Instructions for the task:
Track down the lines that contain "Dockable" and copy them.
BEGIN Listed records
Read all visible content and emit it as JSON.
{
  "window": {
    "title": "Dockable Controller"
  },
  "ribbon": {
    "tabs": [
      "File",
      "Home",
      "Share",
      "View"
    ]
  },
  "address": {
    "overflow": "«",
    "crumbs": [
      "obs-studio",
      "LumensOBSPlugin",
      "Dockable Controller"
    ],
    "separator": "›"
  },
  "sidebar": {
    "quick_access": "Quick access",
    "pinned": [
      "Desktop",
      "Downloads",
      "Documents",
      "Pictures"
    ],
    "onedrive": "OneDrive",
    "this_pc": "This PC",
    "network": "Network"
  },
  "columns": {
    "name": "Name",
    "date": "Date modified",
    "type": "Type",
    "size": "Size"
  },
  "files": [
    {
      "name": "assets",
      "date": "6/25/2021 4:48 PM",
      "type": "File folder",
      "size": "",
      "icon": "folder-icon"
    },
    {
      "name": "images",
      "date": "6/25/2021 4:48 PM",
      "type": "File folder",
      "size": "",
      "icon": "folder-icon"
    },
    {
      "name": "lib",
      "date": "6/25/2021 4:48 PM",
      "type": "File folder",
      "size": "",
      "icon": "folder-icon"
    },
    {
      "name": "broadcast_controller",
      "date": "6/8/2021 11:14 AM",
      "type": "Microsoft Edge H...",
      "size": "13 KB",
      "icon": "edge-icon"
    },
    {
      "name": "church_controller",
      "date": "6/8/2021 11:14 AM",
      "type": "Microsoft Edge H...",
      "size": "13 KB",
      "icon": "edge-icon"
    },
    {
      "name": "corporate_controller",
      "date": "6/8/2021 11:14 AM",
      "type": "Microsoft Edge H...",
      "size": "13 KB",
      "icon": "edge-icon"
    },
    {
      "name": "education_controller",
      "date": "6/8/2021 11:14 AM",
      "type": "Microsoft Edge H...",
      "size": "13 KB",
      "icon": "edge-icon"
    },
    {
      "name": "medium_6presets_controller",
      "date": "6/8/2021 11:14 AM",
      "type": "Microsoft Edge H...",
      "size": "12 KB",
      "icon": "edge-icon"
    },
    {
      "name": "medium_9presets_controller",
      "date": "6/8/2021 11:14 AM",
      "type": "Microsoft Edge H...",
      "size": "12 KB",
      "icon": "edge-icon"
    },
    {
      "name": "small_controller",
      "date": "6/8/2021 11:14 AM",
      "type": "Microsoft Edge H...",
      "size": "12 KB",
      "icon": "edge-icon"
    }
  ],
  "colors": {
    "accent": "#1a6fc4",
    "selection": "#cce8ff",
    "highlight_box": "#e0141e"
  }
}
END Listed records
Final answer:
    "title": "Dockable Controller"
      "Dockable Controller"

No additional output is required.